PROVIDED INFORMATION =>
-- Begin --

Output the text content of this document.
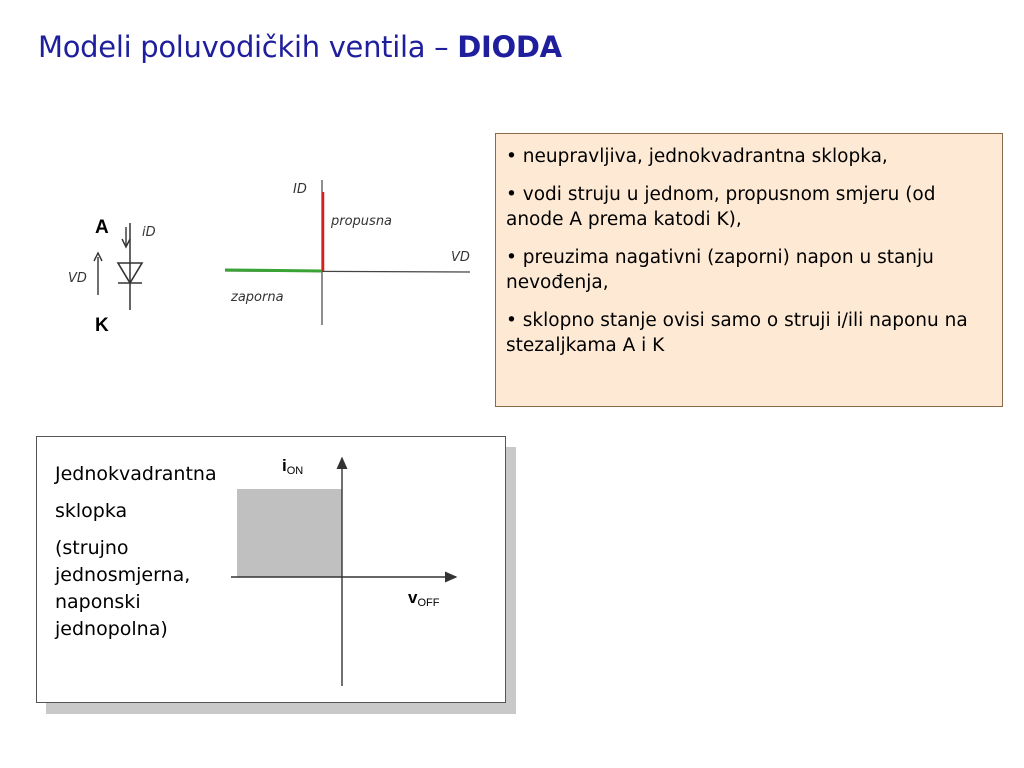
Modeli poluvodičkih ventila – DIODA
A
K
iD
VD
ID
VD
propusna
zaporna

• neupravljiva, jednokvadrantna sklopka,

• vodi struju u jednom, propusnom smjeru (od anode A prema katodi K),

• preuzima nagativni (zaporni) napon u stanju nevođenja,

• sklopno stanje ovisi samo o struji i/ili naponu na stezaljkama A i K

$i_{ON}$
$v_{OFF}$

Jednokvadrantna

sklopka

(strujno jednosmjerna, naponski jednopolna)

-- End --

Transcribe every entry word for word, but skip the pictures.

Output the text content of this document.
Modeli poluvodičkih ventila – DIODA
A
K
iD
VD
ID
VD
propusna
zaporna

• neupravljiva, jednokvadrantna sklopka,

• vodi struju u jednom, propusnom smjeru (od anode A prema katodi K),

• preuzima nagativni (zaporni) napon u stanju nevođenja,

• sklopno stanje ovisi samo o struji i/ili naponu na stezaljkama A i K

$i_{ON}$
$v_{OFF}$

Jednokvadrantna

sklopka

(strujno jednosmjerna, naponski jednopolna)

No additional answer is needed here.